**Material for this exercise:**
━━━━
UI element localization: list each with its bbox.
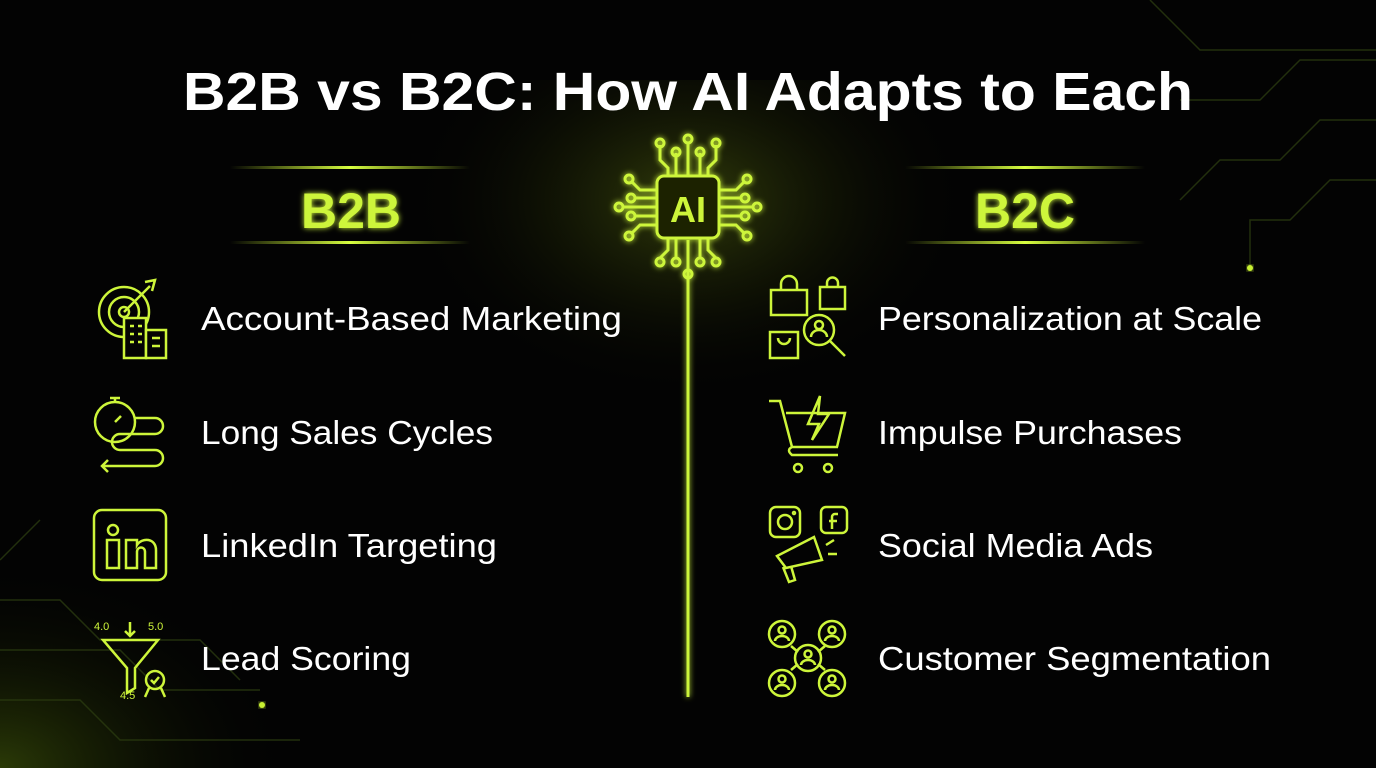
icon: AI chip with center line [615, 135, 761, 697]
icon: target with building [99, 280, 166, 358]
item: LinkedIn Targeting [94, 510, 497, 580]
item: Impulse Purchases [769, 396, 1182, 472]
icon: stopwatch path [95, 398, 163, 472]
icon: funnel with scores [103, 622, 165, 697]
title: B2B vs B2C: How AI Adapts to Each [183, 62, 1193, 122]
heading: B2C: B2C [975, 183, 1075, 239]
item: Account-Based Marketing [99, 280, 622, 358]
item: LinkedIn Targeting: LinkedIn Targeting [201, 527, 497, 564]
item: Personalization at Scale: Personalization at Scale [878, 300, 1262, 337]
item: Lead Scoring: Lead Scoring [201, 640, 411, 677]
icon: social megaphone [770, 507, 847, 582]
text: AI [670, 189, 706, 230]
heading: B2B: B2B [301, 183, 401, 239]
heading: B2B [230, 166, 470, 244]
item: Customer Segmentation [769, 621, 1271, 696]
item: Customer Segmentation: Customer Segmentation [878, 640, 1271, 677]
icon: network of people [769, 621, 845, 696]
item: Lead Scoring: 4.5 [120, 690, 135, 702]
item: Lead Scoring: 4.0 [94, 621, 109, 633]
item: Impulse Purchases: Impulse Purchases [878, 414, 1182, 451]
item: Account-Based Marketing: Account-Based Marketing [201, 300, 622, 337]
item: Personalization at Scale [770, 276, 1262, 358]
item: Lead Scoring [94, 621, 411, 702]
item: Social Media Ads [770, 507, 1153, 582]
heading: B2C [905, 166, 1145, 244]
item: Long Sales Cycles: Long Sales Cycles [201, 414, 493, 451]
icon: shopping bags with search [770, 276, 845, 358]
item: Lead Scoring: 5.0 [148, 621, 163, 633]
icon: cart with lightning [769, 396, 845, 472]
icon: linkedin [94, 510, 166, 580]
item: Long Sales Cycles [95, 398, 493, 472]
item: Social Media Ads: Social Media Ads [878, 527, 1153, 564]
━━━━
**Task details:** Copy out every line of the material above word for word, leaving out the picture.

**The result:**
UI element localization: list each with its bbox.
icon: AI chip with center line [615, 135, 761, 697]
icon: target with building [99, 280, 166, 358]
item: LinkedIn Targeting [94, 510, 497, 580]
item: Impulse Purchases [769, 396, 1182, 472]
icon: stopwatch path [95, 398, 163, 472]
icon: funnel with scores [103, 622, 165, 697]
title: B2B vs B2C: How AI Adapts to Each [183, 62, 1193, 122]
heading: B2C: B2C [975, 183, 1075, 239]
item: Account-Based Marketing [99, 280, 622, 358]
item: LinkedIn Targeting: LinkedIn Targeting [201, 527, 497, 564]
item: Personalization at Scale: Personalization at Scale [878, 300, 1262, 337]
item: Lead Scoring: Lead Scoring [201, 640, 411, 677]
icon: social megaphone [770, 507, 847, 582]
text: AI [670, 189, 706, 230]
heading: B2B: B2B [301, 183, 401, 239]
heading: B2B [230, 166, 470, 244]
item: Customer Segmentation [769, 621, 1271, 696]
item: Customer Segmentation: Customer Segmentation [878, 640, 1271, 677]
icon: network of people [769, 621, 845, 696]
item: Lead Scoring: 4.5 [120, 690, 135, 702]
item: Lead Scoring: 4.0 [94, 621, 109, 633]
item: Impulse Purchases: Impulse Purchases [878, 414, 1182, 451]
item: Account-Based Marketing: Account-Based Marketing [201, 300, 622, 337]
item: Personalization at Scale [770, 276, 1262, 358]
item: Lead Scoring [94, 621, 411, 702]
item: Social Media Ads [770, 507, 1153, 582]
heading: B2C [905, 166, 1145, 244]
item: Long Sales Cycles: Long Sales Cycles [201, 414, 493, 451]
icon: shopping bags with search [770, 276, 845, 358]
item: Lead Scoring: 5.0 [148, 621, 163, 633]
icon: cart with lightning [769, 396, 845, 472]
icon: linkedin [94, 510, 166, 580]
item: Long Sales Cycles [95, 398, 493, 472]
item: Social Media Ads: Social Media Ads [878, 527, 1153, 564]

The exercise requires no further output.